Data lines:
# # #
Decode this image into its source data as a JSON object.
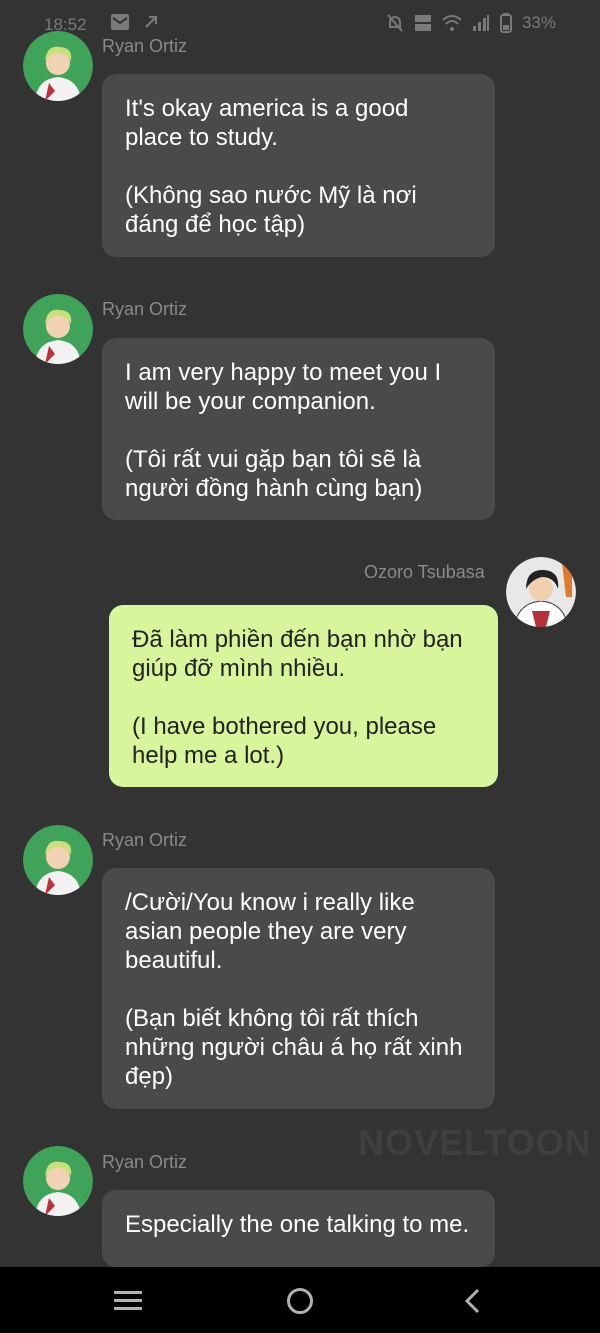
{
  "status_bar": {
    "time": "18:52",
    "battery": "33%",
    "icons": [
      "mail-icon",
      "notification-icon",
      "mute-icon",
      "volte-icon",
      "wifi-icon",
      "signal-icon",
      "battery-icon"
    ]
  },
  "messages": [
    {
      "sender": "Ryan Ortiz",
      "side": "left",
      "text": "It's okay america is a good place to study.\n\n(Không sao nước Mỹ là nơi đáng để học tập)"
    },
    {
      "sender": "Ryan Ortiz",
      "side": "left",
      "text": "I am very happy to meet you I will be your companion.\n\n(Tôi rất vui gặp bạn tôi sẽ là người đồng hành cùng bạn)"
    },
    {
      "sender": "Ozoro Tsubasa",
      "side": "right",
      "text": "Đã làm phiền đến bạn nhờ bạn giúp đỡ mình nhiều.\n\n(I have bothered you, please help me a lot.)"
    },
    {
      "sender": "Ryan Ortiz",
      "side": "left",
      "text": "/Cười/You know i really like asian people they are very beautiful.\n\n(Bạn biết không tôi rất thích những người châu á họ rất xinh đẹp)"
    },
    {
      "sender": "Ryan Ortiz",
      "side": "left",
      "text": "Especially the one talking to me."
    }
  ],
  "watermark": "NOVELTOON",
  "nav_bar": {
    "icons": [
      "menu-icon",
      "home-icon",
      "back-icon"
    ]
  },
  "colors": {
    "background": "#333333",
    "received_bubble": "#4a4a4a",
    "sent_bubble": "#d8f59c",
    "name_text": "#8a8a8a"
  }
}
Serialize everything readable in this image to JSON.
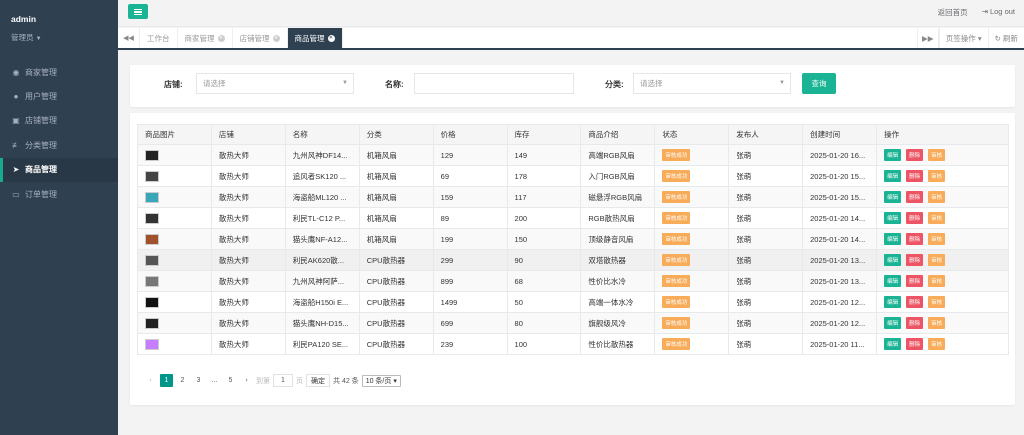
{
  "sidebar": {
    "user": "admin",
    "role": "管理员",
    "items": [
      {
        "label": "商家管理",
        "icon": "user-circle-icon"
      },
      {
        "label": "用户管理",
        "icon": "user-icon"
      },
      {
        "label": "店铺管理",
        "icon": "store-icon"
      },
      {
        "label": "分类管理",
        "icon": "tags-icon"
      },
      {
        "label": "商品管理",
        "icon": "send-icon",
        "active": true
      },
      {
        "label": "订单管理",
        "icon": "card-icon"
      }
    ]
  },
  "header": {
    "home": "返回首页",
    "logout": "Log out"
  },
  "tabs": {
    "items": [
      {
        "label": "工作台",
        "closable": false
      },
      {
        "label": "商家管理",
        "closable": true
      },
      {
        "label": "店铺管理",
        "closable": true
      },
      {
        "label": "商品管理",
        "closable": true,
        "active": true
      }
    ],
    "ops": "页签操作",
    "refresh": "刷新"
  },
  "search": {
    "store_label": "店铺:",
    "store_placeholder": "请选择",
    "name_label": "名称:",
    "name_value": "",
    "category_label": "分类:",
    "category_placeholder": "请选择",
    "query_button": "查询"
  },
  "table": {
    "headers": [
      "商品图片",
      "店铺",
      "名称",
      "分类",
      "价格",
      "库存",
      "商品介绍",
      "状态",
      "发布人",
      "创建时间",
      "操作"
    ],
    "rows": [
      {
        "store": "散热大师",
        "name": "九州风神DF14...",
        "category": "机箱风扇",
        "price": "129",
        "stock": "149",
        "desc": "高端RGB风扇",
        "status": "审核成功",
        "publisher": "张萌",
        "created": "2025-01-20 16...",
        "thumb": "#222"
      },
      {
        "store": "散热大师",
        "name": "追风者SK120 ...",
        "category": "机箱风扇",
        "price": "69",
        "stock": "178",
        "desc": "入门RGB风扇",
        "status": "审核成功",
        "publisher": "张萌",
        "created": "2025-01-20 15...",
        "thumb": "#444"
      },
      {
        "store": "散热大师",
        "name": "海盗船ML120 ...",
        "category": "机箱风扇",
        "price": "159",
        "stock": "117",
        "desc": "磁悬浮RGB风扇",
        "status": "审核成功",
        "publisher": "张萌",
        "created": "2025-01-20 15...",
        "thumb": "#3aa6b9"
      },
      {
        "store": "散热大师",
        "name": "利民TL-C12 P...",
        "category": "机箱风扇",
        "price": "89",
        "stock": "200",
        "desc": "RGB散热风扇",
        "status": "审核成功",
        "publisher": "张萌",
        "created": "2025-01-20 14...",
        "thumb": "#333"
      },
      {
        "store": "散热大师",
        "name": "猫头鹰NF-A12...",
        "category": "机箱风扇",
        "price": "199",
        "stock": "150",
        "desc": "顶级静音风扇",
        "status": "审核成功",
        "publisher": "张萌",
        "created": "2025-01-20 14...",
        "thumb": "#a0522d"
      },
      {
        "store": "散热大师",
        "name": "利民AK620散...",
        "category": "CPU散热器",
        "price": "299",
        "stock": "90",
        "desc": "双塔散热器",
        "status": "审核成功",
        "publisher": "张萌",
        "created": "2025-01-20 13...",
        "thumb": "#555"
      },
      {
        "store": "散热大师",
        "name": "九州风神阿萨...",
        "category": "CPU散热器",
        "price": "899",
        "stock": "68",
        "desc": "性价比水冷",
        "status": "审核成功",
        "publisher": "张萌",
        "created": "2025-01-20 13...",
        "thumb": "#777"
      },
      {
        "store": "散热大师",
        "name": "海盗船H150i E...",
        "category": "CPU散热器",
        "price": "1499",
        "stock": "50",
        "desc": "高端一体水冷",
        "status": "审核成功",
        "publisher": "张萌",
        "created": "2025-01-20 12...",
        "thumb": "#111"
      },
      {
        "store": "散热大师",
        "name": "猫头鹰NH-D15...",
        "category": "CPU散热器",
        "price": "699",
        "stock": "80",
        "desc": "旗舰级风冷",
        "status": "审核成功",
        "publisher": "张萌",
        "created": "2025-01-20 12...",
        "thumb": "#222"
      },
      {
        "store": "散热大师",
        "name": "利民PA120 SE...",
        "category": "CPU散热器",
        "price": "239",
        "stock": "100",
        "desc": "性价比散热器",
        "status": "审核成功",
        "publisher": "张萌",
        "created": "2025-01-20 11...",
        "thumb": "#c77dff"
      }
    ],
    "actions": {
      "edit": "编辑",
      "delete": "删除",
      "audit": "审核"
    }
  },
  "pager": {
    "pages": [
      "1",
      "2",
      "3",
      "...",
      "5"
    ],
    "current": "1",
    "goto_label": "到第",
    "goto_value": "1",
    "page_unit": "页",
    "confirm": "确定",
    "total": "共 42 条",
    "size": "10 条/页"
  }
}
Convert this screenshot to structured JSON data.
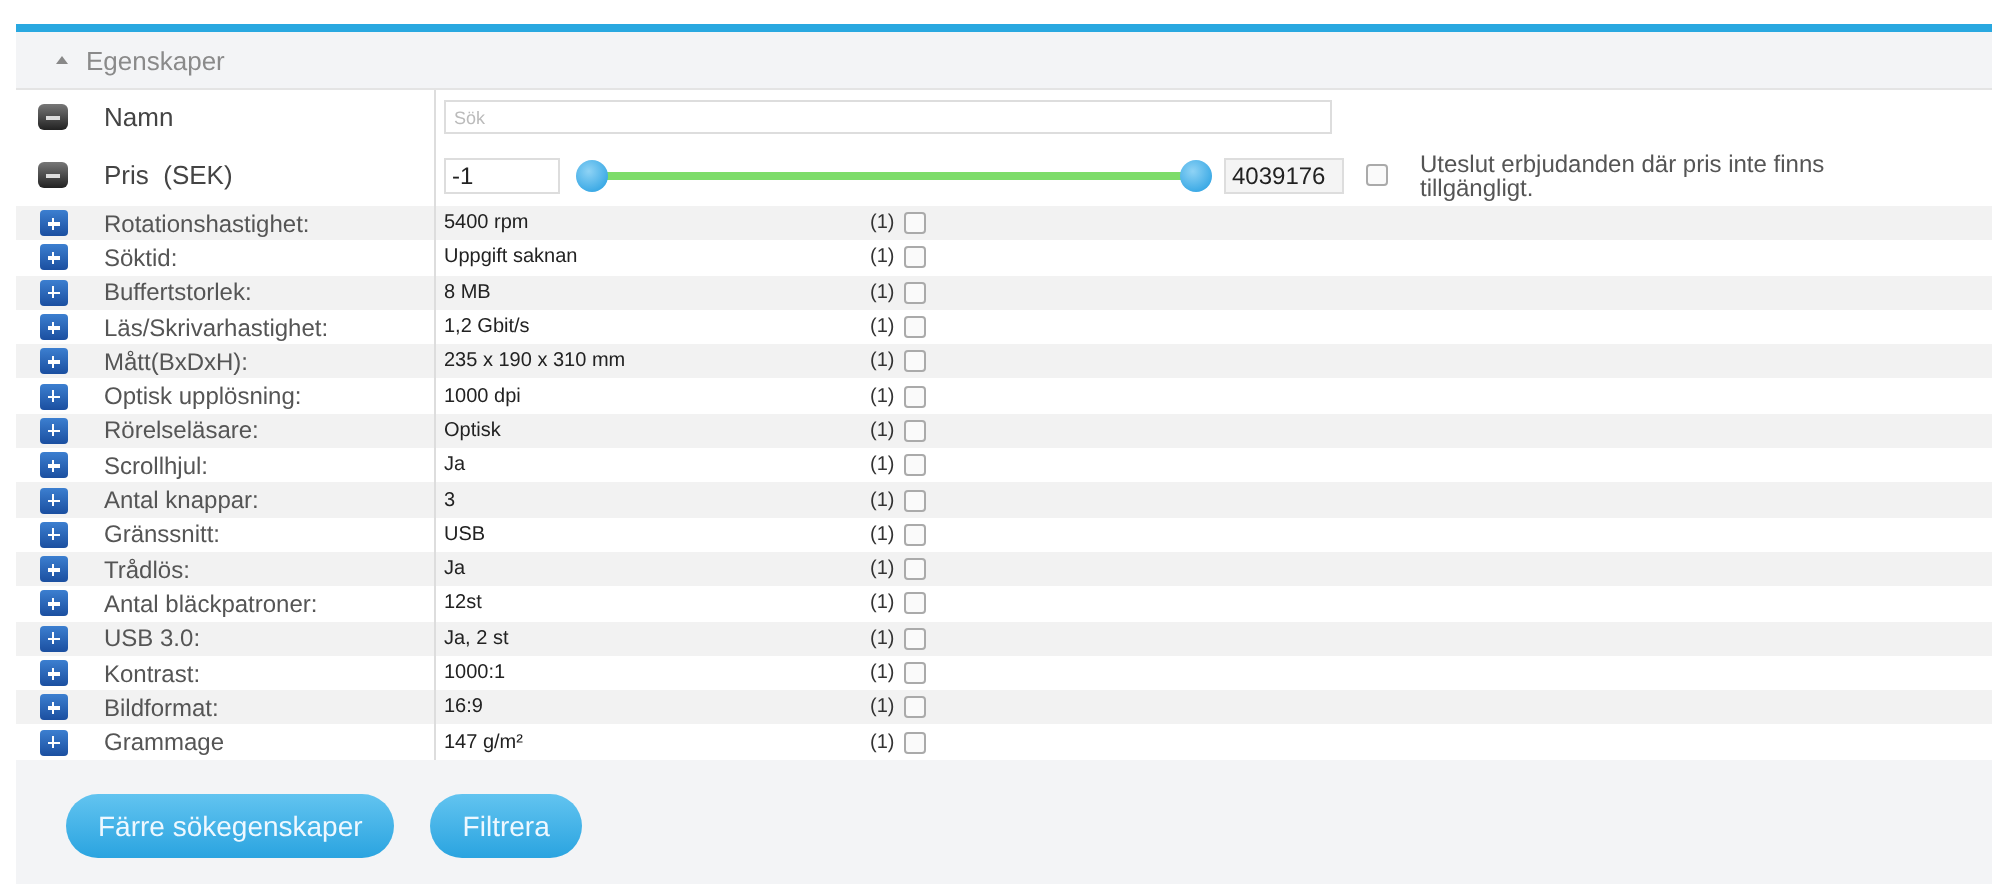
{
  "panel": {
    "title": "Egenskaper",
    "expanded": true
  },
  "filters": [
    {
      "kind": "text",
      "label": "Namn",
      "placeholder": "Sök"
    },
    {
      "kind": "range",
      "label": "Pris  (SEK)",
      "min": "-1",
      "max": "4039176",
      "thumbs": [
        {
          "level": 0
        },
        {
          "level": 1
        }
      ],
      "exclude": {
        "label": "Uteslut erbjudanden där pris inte finns tillgängligt.",
        "checked": false
      }
    }
  ],
  "properties": [
    {
      "label": "Rotationshastighet:",
      "value": "5400 rpm",
      "count": "(1)",
      "checked": false
    },
    {
      "label": "Söktid:",
      "value": "Uppgift saknan",
      "count": "(1)",
      "checked": false
    },
    {
      "label": "Buffertstorlek:",
      "value": "8 MB",
      "count": "(1)",
      "checked": false
    },
    {
      "label": "Läs/Skrivarhastighet:",
      "value": "1,2 Gbit/s",
      "count": "(1)",
      "checked": false
    },
    {
      "label": "Mått(BxDxH):",
      "value": "235 x 190 x 310 mm",
      "count": "(1)",
      "checked": false
    },
    {
      "label": "Optisk upplösning:",
      "value": "1000 dpi",
      "count": "(1)",
      "checked": false
    },
    {
      "label": "Rörelseläsare:",
      "value": "Optisk",
      "count": "(1)",
      "checked": false
    },
    {
      "label": "Scrollhjul:",
      "value": "Ja",
      "count": "(1)",
      "checked": false
    },
    {
      "label": "Antal knappar:",
      "value": "3",
      "count": "(1)",
      "checked": false
    },
    {
      "label": "Gränssnitt:",
      "value": "USB",
      "count": "(1)",
      "checked": false
    },
    {
      "label": "Trådlös:",
      "value": "Ja",
      "count": "(1)",
      "checked": false
    },
    {
      "label": "Antal bläckpatroner:",
      "value": "12st",
      "count": "(1)",
      "checked": false
    },
    {
      "label": "USB 3.0:",
      "value": "Ja, 2 st",
      "count": "(1)",
      "checked": false
    },
    {
      "label": "Kontrast:",
      "value": "1000:1",
      "count": "(1)",
      "checked": false
    },
    {
      "label": "Bildformat:",
      "value": "16:9",
      "count": "(1)",
      "checked": false
    },
    {
      "label": "Grammage",
      "value": "147 g/m²",
      "count": "(1)",
      "checked": false
    }
  ],
  "buttons": [
    "Färre sökegenskaper",
    "Filtrera"
  ]
}
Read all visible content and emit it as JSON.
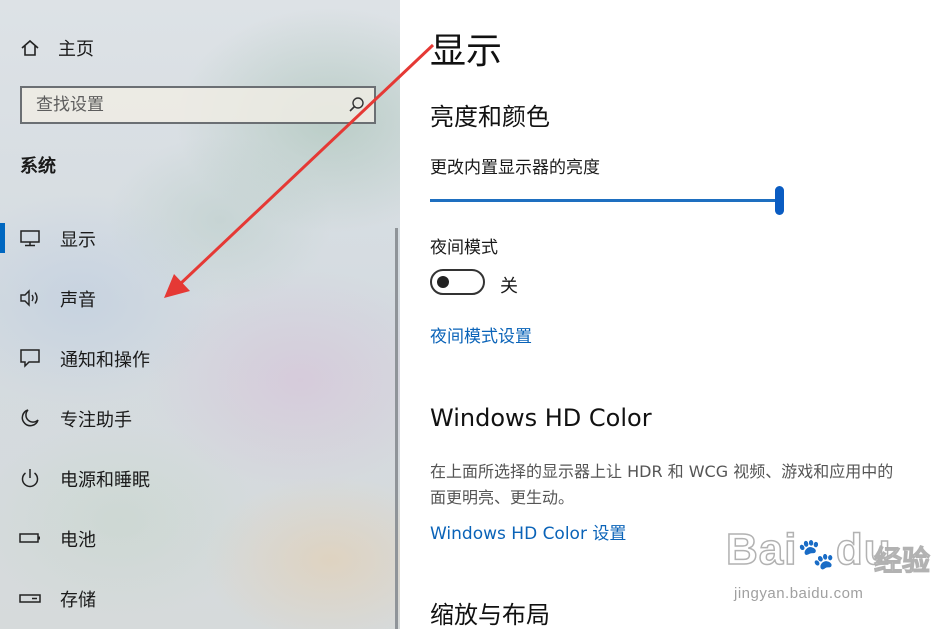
{
  "sidebar": {
    "home_label": "主页",
    "search_placeholder": "查找设置",
    "section_title": "系统",
    "items": [
      {
        "label": "显示",
        "icon": "monitor-icon",
        "active": true
      },
      {
        "label": "声音",
        "icon": "speaker-icon"
      },
      {
        "label": "通知和操作",
        "icon": "notification-icon"
      },
      {
        "label": "专注助手",
        "icon": "moon-icon"
      },
      {
        "label": "电源和睡眠",
        "icon": "power-icon"
      },
      {
        "label": "电池",
        "icon": "battery-icon"
      },
      {
        "label": "存储",
        "icon": "storage-icon"
      }
    ]
  },
  "main": {
    "title": "显示",
    "brightness_section": "亮度和颜色",
    "brightness_label": "更改内置显示器的亮度",
    "brightness_value": 100,
    "night_mode_label": "夜间模式",
    "night_mode_state": "关",
    "night_mode_link": "夜间模式设置",
    "hd_color_title": "Windows HD Color",
    "hd_color_desc_line1": "在上面所选择的显示器上让 HDR 和 WCG 视频、游戏和应用中的",
    "hd_color_desc_line2": "面更明亮、更生动。",
    "hd_color_link": "Windows HD Color 设置",
    "scale_section": "缩放与布局"
  },
  "watermark": {
    "brand": "Bai",
    "brand2": "du",
    "product": "经验",
    "url": "jingyan.baidu.com"
  },
  "colors": {
    "accent": "#0067c0",
    "link": "#0a63b8",
    "annotation_arrow": "#e53935"
  }
}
# # #
Work required: Extract all lines from the data in which "price" is found.

Output for this task:
        "price": "129",
        "price": "69",
        "price": "159",
        "price": "89",
        "price": "199",
        "price": "299",
        "price": "899",
        "price": "1499",
        "price": "699",
        "price": "239",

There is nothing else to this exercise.